Do this: Answer with nothing but a number: how many lines include the word "relevant"?

(Stored data)
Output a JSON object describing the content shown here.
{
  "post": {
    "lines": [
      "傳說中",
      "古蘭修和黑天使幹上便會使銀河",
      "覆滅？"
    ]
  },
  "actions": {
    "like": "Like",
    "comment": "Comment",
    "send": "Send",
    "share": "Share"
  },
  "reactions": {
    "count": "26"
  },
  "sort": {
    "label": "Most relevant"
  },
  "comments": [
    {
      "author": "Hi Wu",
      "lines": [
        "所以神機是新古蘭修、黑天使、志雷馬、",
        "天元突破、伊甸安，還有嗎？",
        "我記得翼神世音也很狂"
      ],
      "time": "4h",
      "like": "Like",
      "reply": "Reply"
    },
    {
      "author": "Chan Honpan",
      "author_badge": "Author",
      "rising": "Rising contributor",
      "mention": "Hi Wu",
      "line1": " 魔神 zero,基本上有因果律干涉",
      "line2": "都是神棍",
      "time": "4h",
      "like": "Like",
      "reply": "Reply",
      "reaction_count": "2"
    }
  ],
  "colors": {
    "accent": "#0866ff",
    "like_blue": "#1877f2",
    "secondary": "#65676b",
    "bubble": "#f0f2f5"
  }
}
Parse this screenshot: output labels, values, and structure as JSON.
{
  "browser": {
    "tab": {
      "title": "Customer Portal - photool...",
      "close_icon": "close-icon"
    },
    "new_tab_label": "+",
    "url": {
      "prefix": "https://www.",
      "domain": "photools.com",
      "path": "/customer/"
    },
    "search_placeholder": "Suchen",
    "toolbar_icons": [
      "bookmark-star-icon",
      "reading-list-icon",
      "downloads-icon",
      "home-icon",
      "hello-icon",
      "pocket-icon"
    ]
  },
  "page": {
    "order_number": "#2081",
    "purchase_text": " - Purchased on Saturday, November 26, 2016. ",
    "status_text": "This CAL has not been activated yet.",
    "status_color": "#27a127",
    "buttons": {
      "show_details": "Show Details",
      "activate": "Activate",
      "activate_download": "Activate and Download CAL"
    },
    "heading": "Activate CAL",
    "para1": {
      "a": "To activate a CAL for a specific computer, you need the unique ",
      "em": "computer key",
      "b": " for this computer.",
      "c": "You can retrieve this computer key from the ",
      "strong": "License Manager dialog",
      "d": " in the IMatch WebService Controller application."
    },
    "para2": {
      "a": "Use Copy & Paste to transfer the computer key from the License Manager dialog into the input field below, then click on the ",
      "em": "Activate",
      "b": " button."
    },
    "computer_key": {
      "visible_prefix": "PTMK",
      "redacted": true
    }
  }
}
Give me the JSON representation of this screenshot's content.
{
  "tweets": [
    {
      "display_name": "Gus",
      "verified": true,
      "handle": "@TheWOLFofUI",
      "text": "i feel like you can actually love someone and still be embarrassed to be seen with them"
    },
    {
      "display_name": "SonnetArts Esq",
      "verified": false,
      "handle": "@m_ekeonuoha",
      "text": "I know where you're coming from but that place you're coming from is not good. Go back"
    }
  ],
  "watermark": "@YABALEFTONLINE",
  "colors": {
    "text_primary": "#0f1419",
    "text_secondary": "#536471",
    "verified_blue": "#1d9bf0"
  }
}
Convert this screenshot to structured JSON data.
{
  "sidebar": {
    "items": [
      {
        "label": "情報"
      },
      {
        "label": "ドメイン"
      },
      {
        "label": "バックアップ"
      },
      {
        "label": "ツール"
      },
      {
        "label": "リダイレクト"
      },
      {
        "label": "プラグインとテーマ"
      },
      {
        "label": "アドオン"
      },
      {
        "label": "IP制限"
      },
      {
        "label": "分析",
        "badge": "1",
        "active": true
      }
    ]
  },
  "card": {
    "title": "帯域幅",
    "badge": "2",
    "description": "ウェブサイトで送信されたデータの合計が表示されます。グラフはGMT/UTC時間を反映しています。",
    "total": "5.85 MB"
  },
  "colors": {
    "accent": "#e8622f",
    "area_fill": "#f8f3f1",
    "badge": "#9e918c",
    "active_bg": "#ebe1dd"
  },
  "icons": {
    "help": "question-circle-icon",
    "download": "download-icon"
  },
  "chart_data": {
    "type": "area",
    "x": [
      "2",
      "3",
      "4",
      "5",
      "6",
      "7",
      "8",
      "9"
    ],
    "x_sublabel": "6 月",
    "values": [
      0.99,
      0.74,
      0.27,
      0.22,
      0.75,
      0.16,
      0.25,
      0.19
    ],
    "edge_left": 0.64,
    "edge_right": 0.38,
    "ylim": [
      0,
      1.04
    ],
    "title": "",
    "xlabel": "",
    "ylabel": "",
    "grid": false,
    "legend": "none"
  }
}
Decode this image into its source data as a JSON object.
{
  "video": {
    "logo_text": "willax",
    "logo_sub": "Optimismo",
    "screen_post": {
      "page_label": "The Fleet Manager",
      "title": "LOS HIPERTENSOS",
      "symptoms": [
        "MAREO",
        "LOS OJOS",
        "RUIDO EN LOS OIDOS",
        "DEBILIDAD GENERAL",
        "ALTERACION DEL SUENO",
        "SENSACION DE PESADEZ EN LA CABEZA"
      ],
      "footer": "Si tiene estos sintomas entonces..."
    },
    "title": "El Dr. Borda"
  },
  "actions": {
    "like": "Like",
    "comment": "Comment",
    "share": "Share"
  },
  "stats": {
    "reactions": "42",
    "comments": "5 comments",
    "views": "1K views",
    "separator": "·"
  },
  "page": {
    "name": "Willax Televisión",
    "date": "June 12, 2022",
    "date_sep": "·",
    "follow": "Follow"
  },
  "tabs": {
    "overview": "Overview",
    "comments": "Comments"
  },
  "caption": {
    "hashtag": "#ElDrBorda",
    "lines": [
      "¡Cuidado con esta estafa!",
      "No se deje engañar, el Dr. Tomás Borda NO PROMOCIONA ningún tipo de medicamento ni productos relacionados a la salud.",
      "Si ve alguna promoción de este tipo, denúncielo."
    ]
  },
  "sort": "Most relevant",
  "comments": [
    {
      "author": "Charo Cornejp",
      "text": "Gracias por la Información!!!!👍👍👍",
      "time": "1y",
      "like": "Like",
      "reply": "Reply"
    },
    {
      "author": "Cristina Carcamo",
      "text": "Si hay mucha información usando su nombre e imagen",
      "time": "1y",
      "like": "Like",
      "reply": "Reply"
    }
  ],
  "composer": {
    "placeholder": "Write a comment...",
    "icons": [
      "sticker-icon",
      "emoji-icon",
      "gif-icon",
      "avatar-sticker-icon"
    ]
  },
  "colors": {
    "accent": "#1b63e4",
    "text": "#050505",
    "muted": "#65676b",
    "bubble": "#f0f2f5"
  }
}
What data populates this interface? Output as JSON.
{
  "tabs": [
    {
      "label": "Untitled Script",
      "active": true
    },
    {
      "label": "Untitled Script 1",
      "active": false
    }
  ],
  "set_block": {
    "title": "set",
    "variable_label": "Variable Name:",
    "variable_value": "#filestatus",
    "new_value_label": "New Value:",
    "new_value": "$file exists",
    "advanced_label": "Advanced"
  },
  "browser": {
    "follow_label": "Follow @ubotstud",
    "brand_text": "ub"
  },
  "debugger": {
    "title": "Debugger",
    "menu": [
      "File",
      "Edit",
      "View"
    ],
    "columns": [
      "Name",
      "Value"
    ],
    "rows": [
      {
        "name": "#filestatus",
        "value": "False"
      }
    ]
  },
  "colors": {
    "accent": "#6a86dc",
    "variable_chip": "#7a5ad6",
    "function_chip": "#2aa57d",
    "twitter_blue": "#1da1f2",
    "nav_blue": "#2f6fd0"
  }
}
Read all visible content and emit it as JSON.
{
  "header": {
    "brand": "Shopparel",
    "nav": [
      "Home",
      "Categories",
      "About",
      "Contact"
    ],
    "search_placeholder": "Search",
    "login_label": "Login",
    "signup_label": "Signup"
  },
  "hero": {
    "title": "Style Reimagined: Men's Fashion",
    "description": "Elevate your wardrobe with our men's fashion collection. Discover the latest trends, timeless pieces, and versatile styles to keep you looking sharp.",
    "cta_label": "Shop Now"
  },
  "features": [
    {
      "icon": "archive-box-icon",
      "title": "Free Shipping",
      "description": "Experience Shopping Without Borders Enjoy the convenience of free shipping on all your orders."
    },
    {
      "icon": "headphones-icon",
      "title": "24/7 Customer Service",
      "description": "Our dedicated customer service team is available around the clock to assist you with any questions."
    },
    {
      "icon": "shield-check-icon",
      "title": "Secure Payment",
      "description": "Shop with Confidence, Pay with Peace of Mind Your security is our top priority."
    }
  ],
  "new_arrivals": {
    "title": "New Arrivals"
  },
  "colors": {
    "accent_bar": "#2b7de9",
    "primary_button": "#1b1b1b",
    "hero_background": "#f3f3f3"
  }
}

Task response: 2